- **Aim**: Each entry below is to be given again word for word, with no pictures.

- **Data records**:
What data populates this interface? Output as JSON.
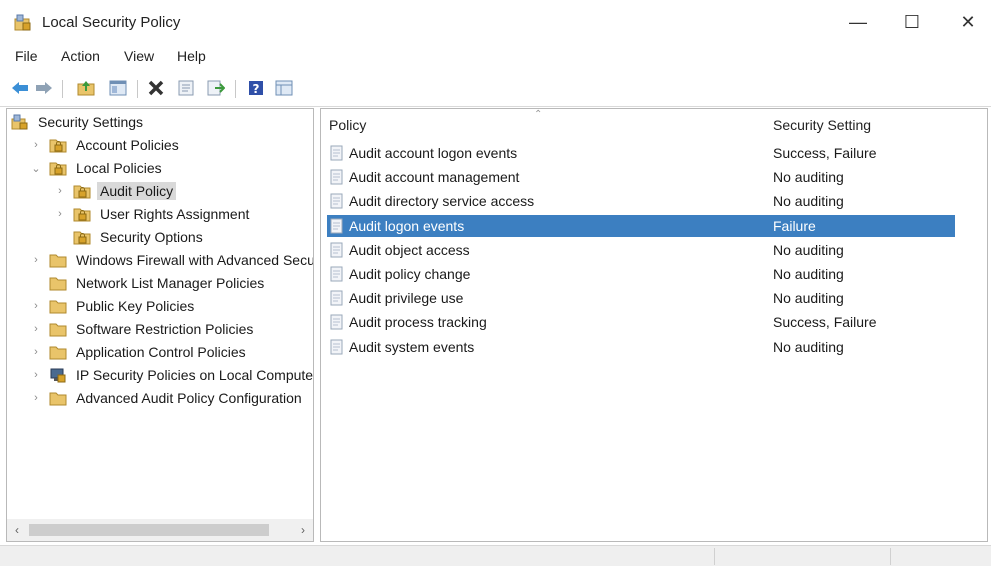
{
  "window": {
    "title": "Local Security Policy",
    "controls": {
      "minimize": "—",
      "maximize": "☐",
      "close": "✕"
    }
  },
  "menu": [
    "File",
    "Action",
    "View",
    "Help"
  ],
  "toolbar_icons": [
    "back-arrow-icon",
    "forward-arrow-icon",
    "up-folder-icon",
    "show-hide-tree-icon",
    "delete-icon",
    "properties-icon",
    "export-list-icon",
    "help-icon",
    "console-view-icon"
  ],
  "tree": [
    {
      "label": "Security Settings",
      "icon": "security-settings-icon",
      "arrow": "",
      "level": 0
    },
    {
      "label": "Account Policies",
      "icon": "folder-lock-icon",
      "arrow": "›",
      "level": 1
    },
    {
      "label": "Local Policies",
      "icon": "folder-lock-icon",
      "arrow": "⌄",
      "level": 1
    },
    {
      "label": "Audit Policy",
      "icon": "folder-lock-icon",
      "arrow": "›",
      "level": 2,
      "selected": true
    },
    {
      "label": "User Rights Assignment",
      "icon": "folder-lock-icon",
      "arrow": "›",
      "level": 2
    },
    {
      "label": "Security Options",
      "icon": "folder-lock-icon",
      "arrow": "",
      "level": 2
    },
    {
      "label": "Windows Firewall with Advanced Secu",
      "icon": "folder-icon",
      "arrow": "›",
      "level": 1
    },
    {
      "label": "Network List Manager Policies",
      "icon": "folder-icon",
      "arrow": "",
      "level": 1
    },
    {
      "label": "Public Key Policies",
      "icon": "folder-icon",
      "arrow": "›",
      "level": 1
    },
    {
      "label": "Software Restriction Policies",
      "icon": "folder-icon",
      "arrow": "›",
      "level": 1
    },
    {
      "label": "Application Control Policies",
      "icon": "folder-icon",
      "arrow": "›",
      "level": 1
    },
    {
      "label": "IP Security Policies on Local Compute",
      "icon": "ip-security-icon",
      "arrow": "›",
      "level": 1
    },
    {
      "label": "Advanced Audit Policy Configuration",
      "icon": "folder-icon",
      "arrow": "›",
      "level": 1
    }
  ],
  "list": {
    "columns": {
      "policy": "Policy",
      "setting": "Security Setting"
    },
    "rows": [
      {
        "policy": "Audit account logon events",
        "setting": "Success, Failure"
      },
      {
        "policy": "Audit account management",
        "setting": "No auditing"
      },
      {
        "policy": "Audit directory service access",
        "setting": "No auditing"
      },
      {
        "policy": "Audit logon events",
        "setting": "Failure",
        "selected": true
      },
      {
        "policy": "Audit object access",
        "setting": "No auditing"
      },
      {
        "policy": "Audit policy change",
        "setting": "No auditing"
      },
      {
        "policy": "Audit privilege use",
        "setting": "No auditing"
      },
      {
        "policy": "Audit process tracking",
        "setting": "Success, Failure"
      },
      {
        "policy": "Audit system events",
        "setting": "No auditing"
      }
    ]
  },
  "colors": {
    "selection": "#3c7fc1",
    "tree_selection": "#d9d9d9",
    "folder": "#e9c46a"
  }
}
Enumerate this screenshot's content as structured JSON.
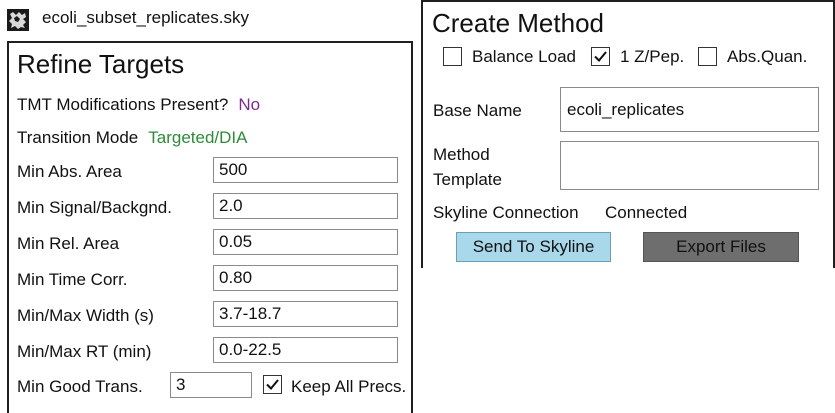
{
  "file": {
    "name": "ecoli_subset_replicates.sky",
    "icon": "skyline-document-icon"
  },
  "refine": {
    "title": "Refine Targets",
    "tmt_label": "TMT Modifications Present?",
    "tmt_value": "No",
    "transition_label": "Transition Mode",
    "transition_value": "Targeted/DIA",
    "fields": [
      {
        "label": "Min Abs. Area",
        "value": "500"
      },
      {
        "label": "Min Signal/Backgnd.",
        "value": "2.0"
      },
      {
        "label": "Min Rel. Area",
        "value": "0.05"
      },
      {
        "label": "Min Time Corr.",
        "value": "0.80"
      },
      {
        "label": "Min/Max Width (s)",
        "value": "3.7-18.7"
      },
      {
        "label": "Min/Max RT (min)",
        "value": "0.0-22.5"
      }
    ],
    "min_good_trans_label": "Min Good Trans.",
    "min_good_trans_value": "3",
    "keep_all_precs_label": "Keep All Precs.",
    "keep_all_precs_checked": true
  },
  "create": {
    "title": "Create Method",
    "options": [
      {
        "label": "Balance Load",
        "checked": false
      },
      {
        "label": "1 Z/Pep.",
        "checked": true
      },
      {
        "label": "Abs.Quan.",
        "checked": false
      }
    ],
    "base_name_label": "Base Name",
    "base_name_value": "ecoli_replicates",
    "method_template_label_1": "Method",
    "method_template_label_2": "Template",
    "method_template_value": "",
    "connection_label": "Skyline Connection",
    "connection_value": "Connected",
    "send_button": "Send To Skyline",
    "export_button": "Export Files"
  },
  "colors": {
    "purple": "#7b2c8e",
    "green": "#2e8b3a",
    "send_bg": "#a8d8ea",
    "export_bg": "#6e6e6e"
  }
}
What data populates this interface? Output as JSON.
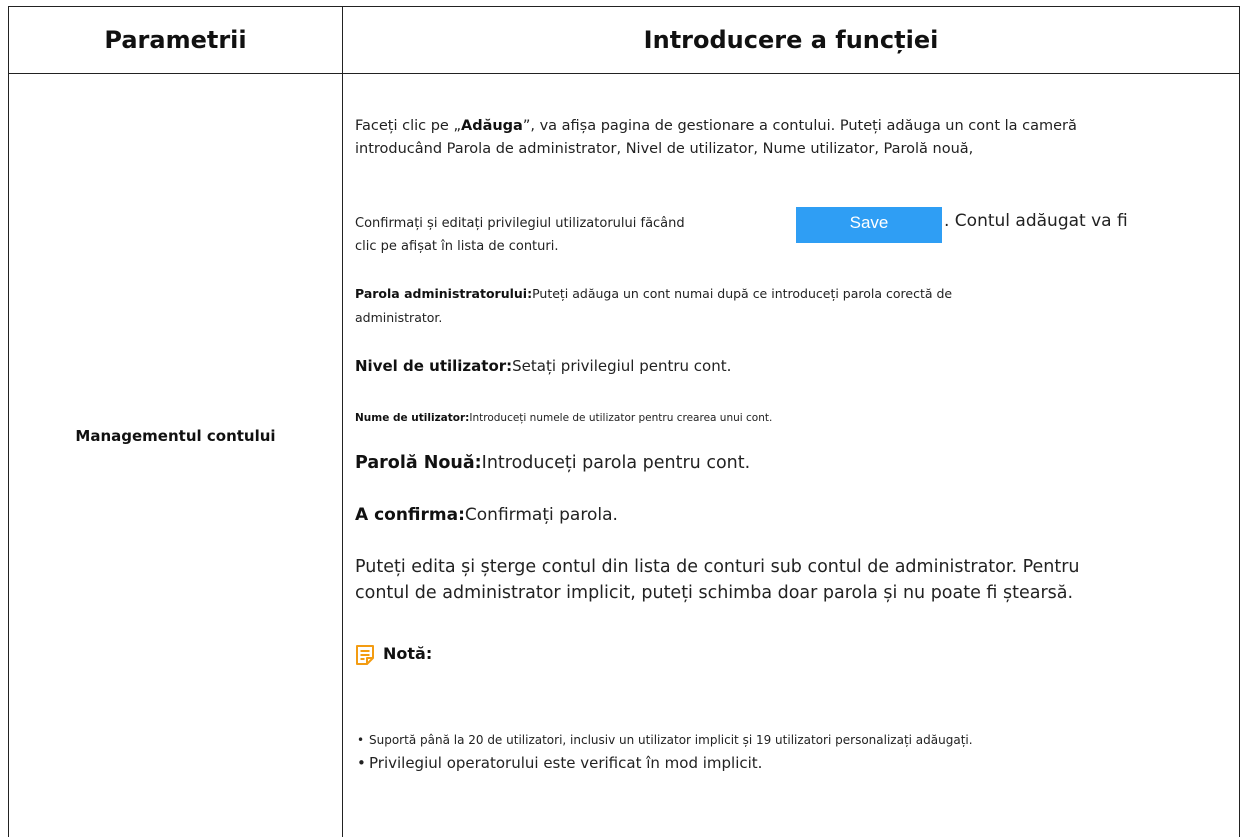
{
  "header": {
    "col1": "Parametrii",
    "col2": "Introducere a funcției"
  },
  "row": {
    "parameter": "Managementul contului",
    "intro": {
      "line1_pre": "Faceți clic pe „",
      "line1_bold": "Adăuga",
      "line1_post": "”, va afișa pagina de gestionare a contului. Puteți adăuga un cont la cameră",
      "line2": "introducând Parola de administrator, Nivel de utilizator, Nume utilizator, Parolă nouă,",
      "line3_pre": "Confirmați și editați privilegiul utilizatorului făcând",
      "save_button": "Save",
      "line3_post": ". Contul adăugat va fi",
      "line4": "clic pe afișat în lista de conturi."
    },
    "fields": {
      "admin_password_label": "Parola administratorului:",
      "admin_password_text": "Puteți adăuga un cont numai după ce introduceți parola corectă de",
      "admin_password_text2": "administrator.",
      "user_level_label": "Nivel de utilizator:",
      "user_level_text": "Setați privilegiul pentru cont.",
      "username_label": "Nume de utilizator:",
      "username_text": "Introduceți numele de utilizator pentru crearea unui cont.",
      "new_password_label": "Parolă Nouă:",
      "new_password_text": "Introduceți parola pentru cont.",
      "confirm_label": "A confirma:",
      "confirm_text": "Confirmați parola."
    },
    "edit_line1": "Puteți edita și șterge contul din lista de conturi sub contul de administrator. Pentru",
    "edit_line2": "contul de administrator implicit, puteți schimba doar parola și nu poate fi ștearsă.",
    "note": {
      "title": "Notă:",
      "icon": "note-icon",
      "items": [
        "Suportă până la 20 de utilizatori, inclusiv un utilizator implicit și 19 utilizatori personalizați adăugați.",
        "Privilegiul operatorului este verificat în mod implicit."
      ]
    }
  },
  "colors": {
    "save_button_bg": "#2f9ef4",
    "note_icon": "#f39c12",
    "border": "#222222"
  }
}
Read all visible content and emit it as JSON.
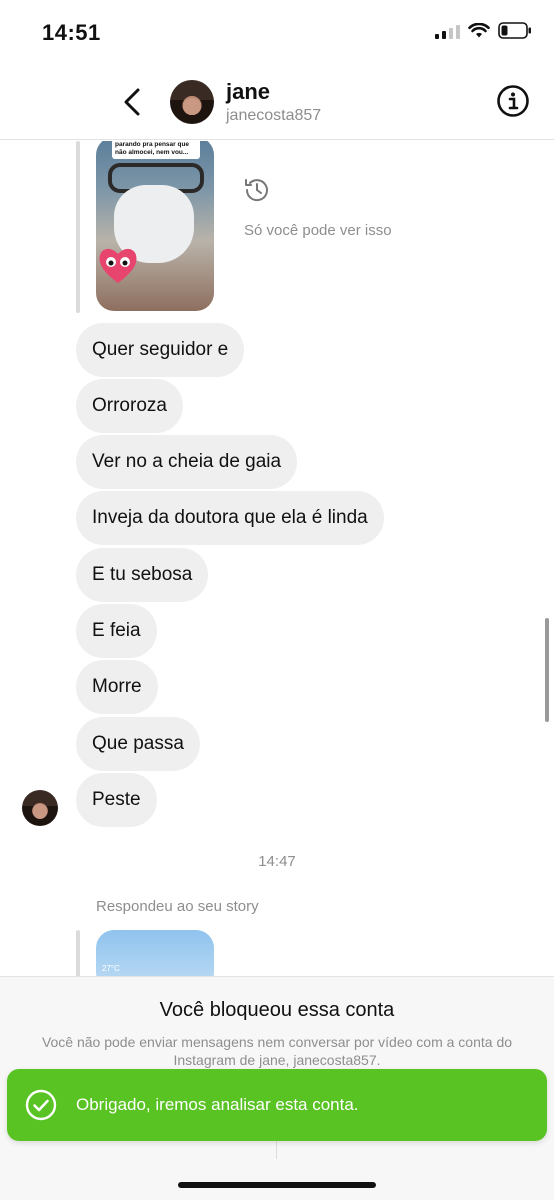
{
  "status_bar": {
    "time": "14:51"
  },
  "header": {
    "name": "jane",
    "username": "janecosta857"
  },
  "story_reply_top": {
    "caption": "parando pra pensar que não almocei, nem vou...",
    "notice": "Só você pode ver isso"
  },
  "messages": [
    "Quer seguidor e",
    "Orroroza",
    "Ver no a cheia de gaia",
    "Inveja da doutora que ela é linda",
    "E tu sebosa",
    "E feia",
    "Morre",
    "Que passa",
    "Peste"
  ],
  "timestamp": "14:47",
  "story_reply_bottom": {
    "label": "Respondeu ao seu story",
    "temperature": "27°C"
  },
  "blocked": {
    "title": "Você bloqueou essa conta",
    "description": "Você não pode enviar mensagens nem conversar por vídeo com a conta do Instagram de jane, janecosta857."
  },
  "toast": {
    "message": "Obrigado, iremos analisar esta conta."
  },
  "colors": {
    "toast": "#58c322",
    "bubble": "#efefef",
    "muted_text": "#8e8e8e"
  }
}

- **The reply**:
What data populates this interface? Output as JSON.
{
  "window": {
    "title": "Local Security Policy",
    "controls": {
      "minimize": "—",
      "maximize": "☐",
      "close": "✕"
    }
  },
  "menu": [
    "File",
    "Action",
    "View",
    "Help"
  ],
  "toolbar_icons": [
    "back-arrow-icon",
    "forward-arrow-icon",
    "up-folder-icon",
    "show-hide-tree-icon",
    "delete-icon",
    "properties-icon",
    "export-list-icon",
    "help-icon",
    "console-view-icon"
  ],
  "tree": [
    {
      "label": "Security Settings",
      "icon": "security-settings-icon",
      "arrow": "",
      "level": 0
    },
    {
      "label": "Account Policies",
      "icon": "folder-lock-icon",
      "arrow": "›",
      "level": 1
    },
    {
      "label": "Local Policies",
      "icon": "folder-lock-icon",
      "arrow": "⌄",
      "level": 1
    },
    {
      "label": "Audit Policy",
      "icon": "folder-lock-icon",
      "arrow": "›",
      "level": 2,
      "selected": true
    },
    {
      "label": "User Rights Assignment",
      "icon": "folder-lock-icon",
      "arrow": "›",
      "level": 2
    },
    {
      "label": "Security Options",
      "icon": "folder-lock-icon",
      "arrow": "",
      "level": 2
    },
    {
      "label": "Windows Firewall with Advanced Secu",
      "icon": "folder-icon",
      "arrow": "›",
      "level": 1
    },
    {
      "label": "Network List Manager Policies",
      "icon": "folder-icon",
      "arrow": "",
      "level": 1
    },
    {
      "label": "Public Key Policies",
      "icon": "folder-icon",
      "arrow": "›",
      "level": 1
    },
    {
      "label": "Software Restriction Policies",
      "icon": "folder-icon",
      "arrow": "›",
      "level": 1
    },
    {
      "label": "Application Control Policies",
      "icon": "folder-icon",
      "arrow": "›",
      "level": 1
    },
    {
      "label": "IP Security Policies on Local Compute",
      "icon": "ip-security-icon",
      "arrow": "›",
      "level": 1
    },
    {
      "label": "Advanced Audit Policy Configuration",
      "icon": "folder-icon",
      "arrow": "›",
      "level": 1
    }
  ],
  "list": {
    "columns": {
      "policy": "Policy",
      "setting": "Security Setting"
    },
    "rows": [
      {
        "policy": "Audit account logon events",
        "setting": "Success, Failure"
      },
      {
        "policy": "Audit account management",
        "setting": "No auditing"
      },
      {
        "policy": "Audit directory service access",
        "setting": "No auditing"
      },
      {
        "policy": "Audit logon events",
        "setting": "Failure",
        "selected": true
      },
      {
        "policy": "Audit object access",
        "setting": "No auditing"
      },
      {
        "policy": "Audit policy change",
        "setting": "No auditing"
      },
      {
        "policy": "Audit privilege use",
        "setting": "No auditing"
      },
      {
        "policy": "Audit process tracking",
        "setting": "Success, Failure"
      },
      {
        "policy": "Audit system events",
        "setting": "No auditing"
      }
    ]
  },
  "colors": {
    "selection": "#3c7fc1",
    "tree_selection": "#d9d9d9",
    "folder": "#e9c46a"
  }
}
Enumerate this screenshot's content as structured JSON.
{
  "file": {
    "name": "ecoli_subset_replicates.sky",
    "icon": "skyline-document-icon"
  },
  "refine": {
    "title": "Refine Targets",
    "tmt_label": "TMT Modifications Present?",
    "tmt_value": "No",
    "transition_label": "Transition Mode",
    "transition_value": "Targeted/DIA",
    "fields": [
      {
        "label": "Min Abs. Area",
        "value": "500"
      },
      {
        "label": "Min Signal/Backgnd.",
        "value": "2.0"
      },
      {
        "label": "Min Rel. Area",
        "value": "0.05"
      },
      {
        "label": "Min Time Corr.",
        "value": "0.80"
      },
      {
        "label": "Min/Max Width (s)",
        "value": "3.7-18.7"
      },
      {
        "label": "Min/Max RT (min)",
        "value": "0.0-22.5"
      }
    ],
    "min_good_trans_label": "Min Good Trans.",
    "min_good_trans_value": "3",
    "keep_all_precs_label": "Keep All Precs.",
    "keep_all_precs_checked": true
  },
  "create": {
    "title": "Create Method",
    "options": [
      {
        "label": "Balance Load",
        "checked": false
      },
      {
        "label": "1 Z/Pep.",
        "checked": true
      },
      {
        "label": "Abs.Quan.",
        "checked": false
      }
    ],
    "base_name_label": "Base Name",
    "base_name_value": "ecoli_replicates",
    "method_template_label_1": "Method",
    "method_template_label_2": "Template",
    "method_template_value": "",
    "connection_label": "Skyline Connection",
    "connection_value": "Connected",
    "send_button": "Send To Skyline",
    "export_button": "Export Files"
  },
  "colors": {
    "purple": "#7b2c8e",
    "green": "#2e8b3a",
    "send_bg": "#a8d8ea",
    "export_bg": "#6e6e6e"
  }
}
What data populates this interface? Output as JSON.
{
  "header": {
    "col1": "Parametrii",
    "col2": "Introducere a funcției"
  },
  "row": {
    "parameter": "Managementul contului",
    "intro": {
      "line1_pre": "Faceți clic pe „",
      "line1_bold": "Adăuga",
      "line1_post": "”, va afișa pagina de gestionare a contului. Puteți adăuga un cont la cameră",
      "line2": "introducând Parola de administrator, Nivel de utilizator, Nume utilizator, Parolă nouă,",
      "line3_pre": "Confirmați și editați privilegiul utilizatorului făcând",
      "save_button": "Save",
      "line3_post": ". Contul adăugat va fi",
      "line4": "clic pe afișat în lista de conturi."
    },
    "fields": {
      "admin_password_label": "Parola administratorului:",
      "admin_password_text": "Puteți adăuga un cont numai după ce introduceți parola corectă de",
      "admin_password_text2": "administrator.",
      "user_level_label": "Nivel de utilizator:",
      "user_level_text": "Setați privilegiul pentru cont.",
      "username_label": "Nume de utilizator:",
      "username_text": "Introduceți numele de utilizator pentru crearea unui cont.",
      "new_password_label": "Parolă Nouă:",
      "new_password_text": "Introduceți parola pentru cont.",
      "confirm_label": "A confirma:",
      "confirm_text": "Confirmați parola."
    },
    "edit_line1": "Puteți edita și șterge contul din lista de conturi sub contul de administrator. Pentru",
    "edit_line2": "contul de administrator implicit, puteți schimba doar parola și nu poate fi ștearsă.",
    "note": {
      "title": "Notă:",
      "icon": "note-icon",
      "items": [
        "Suportă până la 20 de utilizatori, inclusiv un utilizator implicit și 19 utilizatori personalizați adăugați.",
        "Privilegiul operatorului este verificat în mod implicit."
      ]
    }
  },
  "colors": {
    "save_button_bg": "#2f9ef4",
    "note_icon": "#f39c12",
    "border": "#222222"
  }
}
Read all visible content and emit it as JSON.
{
  "status_bar": {
    "time": "14:51"
  },
  "header": {
    "name": "jane",
    "username": "janecosta857"
  },
  "story_reply_top": {
    "caption": "parando pra pensar que não almocei, nem vou...",
    "notice": "Só você pode ver isso"
  },
  "messages": [
    "Quer seguidor e",
    "Orroroza",
    "Ver no a cheia de gaia",
    "Inveja da doutora que ela é linda",
    "E tu sebosa",
    "E feia",
    "Morre",
    "Que passa",
    "Peste"
  ],
  "timestamp": "14:47",
  "story_reply_bottom": {
    "label": "Respondeu ao seu story",
    "temperature": "27°C"
  },
  "blocked": {
    "title": "Você bloqueou essa conta",
    "description": "Você não pode enviar mensagens nem conversar por vídeo com a conta do Instagram de jane, janecosta857."
  },
  "toast": {
    "message": "Obrigado, iremos analisar esta conta."
  },
  "colors": {
    "toast": "#58c322",
    "bubble": "#efefef",
    "muted_text": "#8e8e8e"
  }
}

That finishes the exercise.